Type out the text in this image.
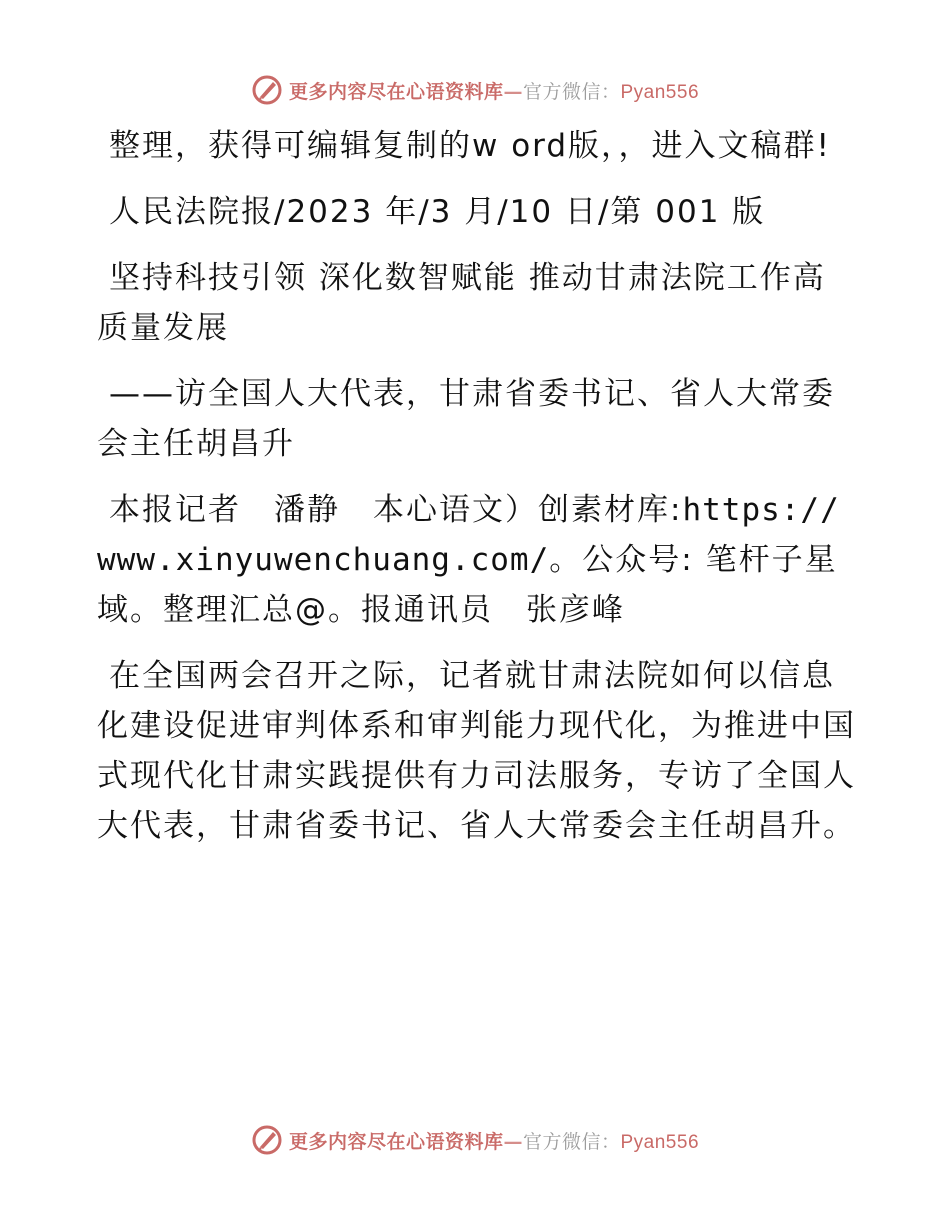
更多内容尽在心语资料库—官方微信：Pyan556

整理，获得可编辑复制的w ord版，，进入文稿群!

人民法院报/2023 年/3 月/10 日/第 001 版

坚持科技引领 深化数智赋能 推动甘肃法院工作高质量发展

——访全国人大代表，甘肃省委书记、省人大常委会主任胡昌升

本报记者　潘静　本心语文）创素材库:https://www.xinyuwenchuang.com/。公众号: 笔杆子星域。整理汇总@。报通讯员　张彦峰

在全国两会召开之际，记者就甘肃法院如何以信息化建设促进审判体系和审判能力现代化，为推进中国式现代化甘肃实践提供有力司法服务，专访了全国人大代表，甘肃省委书记、省人大常委会主任胡昌升。

更多内容尽在心语资料库—官方微信：Pyan556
--------
→ Problem details
Find every line in the records above that holds the word "省人大常委会主任胡昌升", and copy each one.

→ Complete output
——访全国人大代表，甘肃省委书记、省人大常委会主任胡昌升
在全国两会召开之际，记者就甘肃法院如何以信息化建设促进审判体系和审判能力现代化，为推进中国式现代化甘肃实践提供有力司法服务，专访了全国人大代表，甘肃省委书记、省人大常委会主任胡昌升。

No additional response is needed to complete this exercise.